Stated exercise: Type out the data exactly as given. Skip any image.

= = = = =

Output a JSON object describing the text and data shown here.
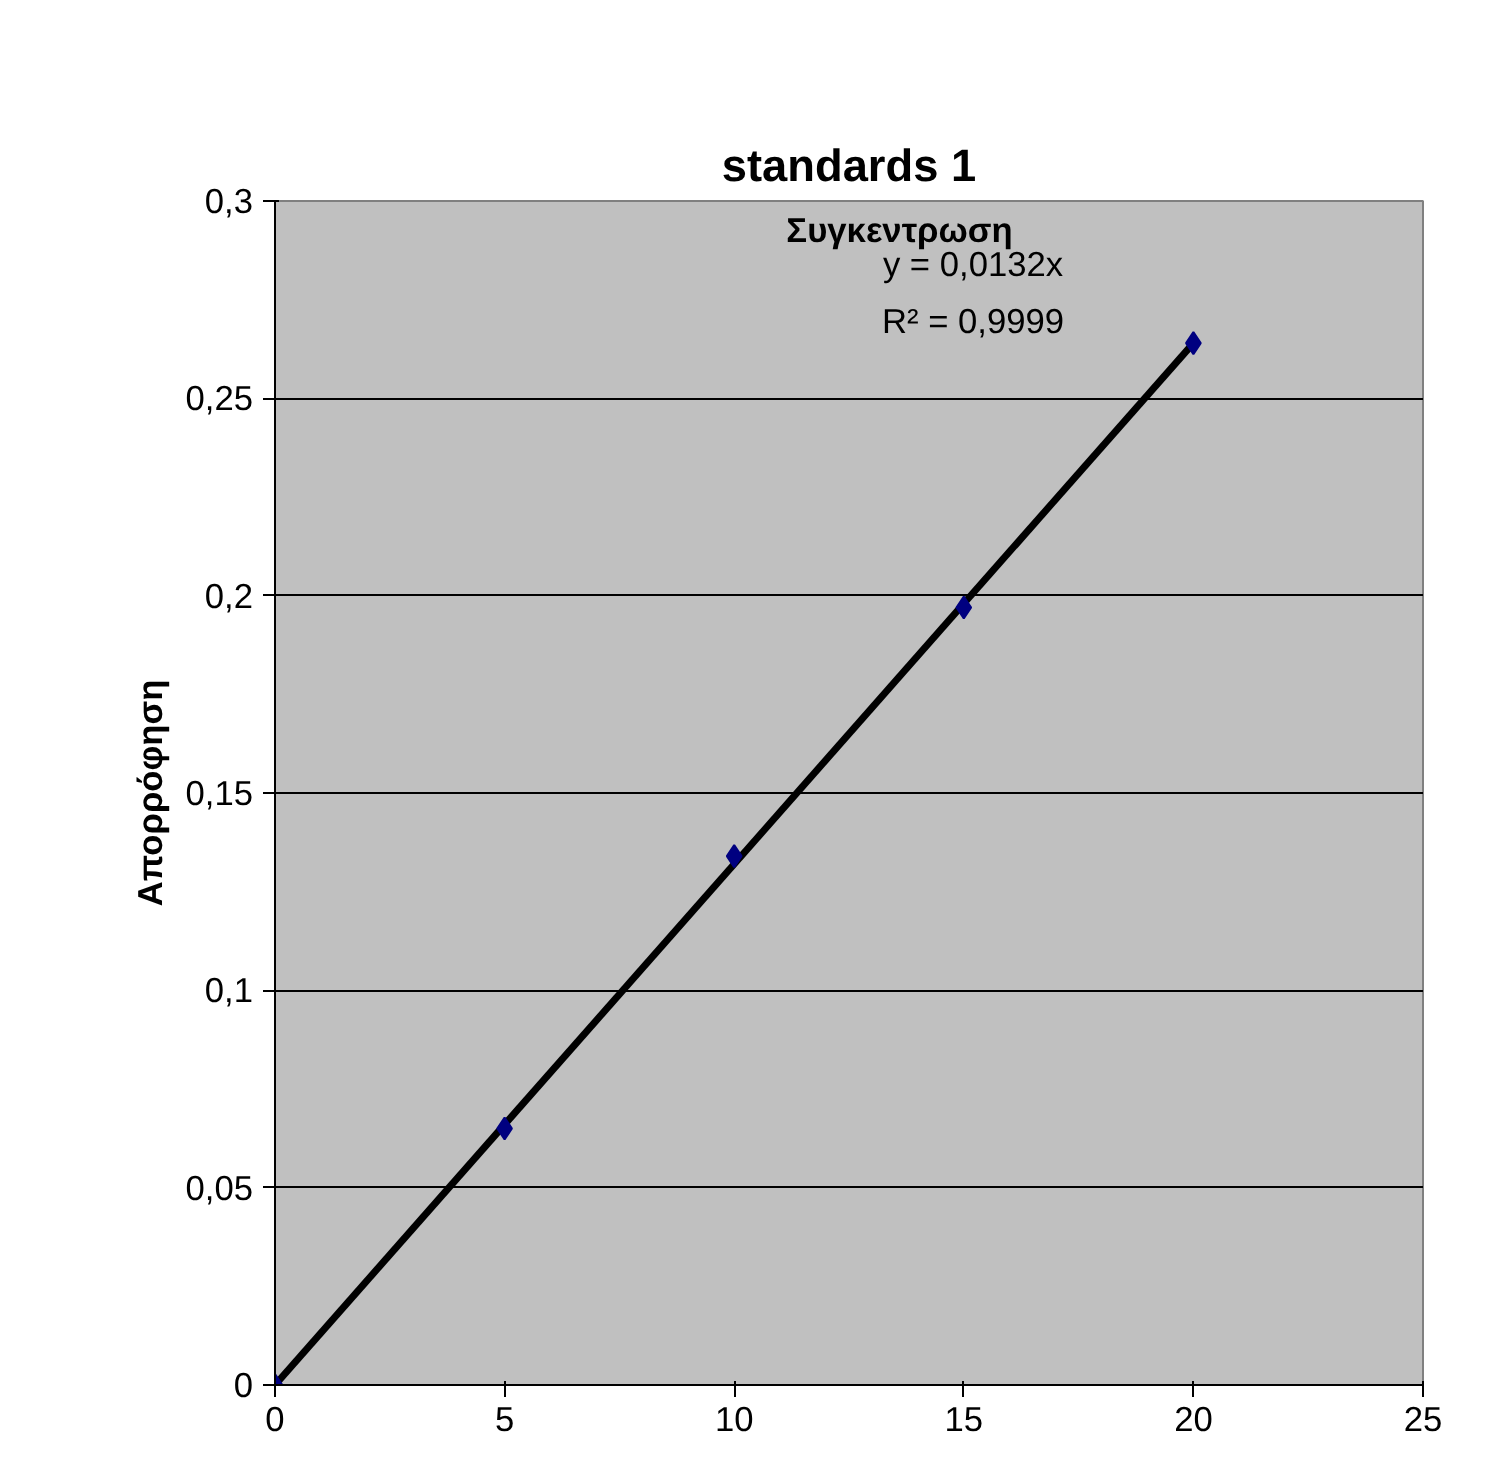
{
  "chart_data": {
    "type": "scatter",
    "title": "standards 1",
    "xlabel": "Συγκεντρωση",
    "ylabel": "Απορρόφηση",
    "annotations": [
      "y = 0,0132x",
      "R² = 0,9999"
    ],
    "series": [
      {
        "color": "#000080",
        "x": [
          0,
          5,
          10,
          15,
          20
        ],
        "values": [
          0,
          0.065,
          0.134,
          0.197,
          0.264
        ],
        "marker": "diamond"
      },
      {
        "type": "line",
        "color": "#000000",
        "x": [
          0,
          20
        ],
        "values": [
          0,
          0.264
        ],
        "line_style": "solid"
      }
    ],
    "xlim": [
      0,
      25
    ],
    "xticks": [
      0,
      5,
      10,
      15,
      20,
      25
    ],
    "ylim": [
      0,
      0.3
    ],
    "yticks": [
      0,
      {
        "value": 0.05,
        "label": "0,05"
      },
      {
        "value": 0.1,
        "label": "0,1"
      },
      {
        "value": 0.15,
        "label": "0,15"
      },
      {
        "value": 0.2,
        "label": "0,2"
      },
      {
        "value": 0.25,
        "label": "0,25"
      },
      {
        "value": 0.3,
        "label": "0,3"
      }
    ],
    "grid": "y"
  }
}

= = = = =

Reply to the exercise:
Output a JSON object describing the text and data shown here.
{
  "chart_data": {
    "type": "scatter",
    "title": "standards 1",
    "xlabel": "Συγκεντρωση",
    "ylabel": "Απορρόφηση",
    "annotations": [
      "y = 0,0132x",
      "R² = 0,9999"
    ],
    "series": [
      {
        "color": "#000080",
        "x": [
          0,
          5,
          10,
          15,
          20
        ],
        "values": [
          0,
          0.065,
          0.134,
          0.197,
          0.264
        ],
        "marker": "diamond"
      },
      {
        "type": "line",
        "color": "#000000",
        "x": [
          0,
          20
        ],
        "values": [
          0,
          0.264
        ],
        "line_style": "solid"
      }
    ],
    "xlim": [
      0,
      25
    ],
    "xticks": [
      0,
      5,
      10,
      15,
      20,
      25
    ],
    "ylim": [
      0,
      0.3
    ],
    "yticks": [
      0,
      {
        "value": 0.05,
        "label": "0,05"
      },
      {
        "value": 0.1,
        "label": "0,1"
      },
      {
        "value": 0.15,
        "label": "0,15"
      },
      {
        "value": 0.2,
        "label": "0,2"
      },
      {
        "value": 0.25,
        "label": "0,25"
      },
      {
        "value": 0.3,
        "label": "0,3"
      }
    ],
    "grid": "y"
  }
}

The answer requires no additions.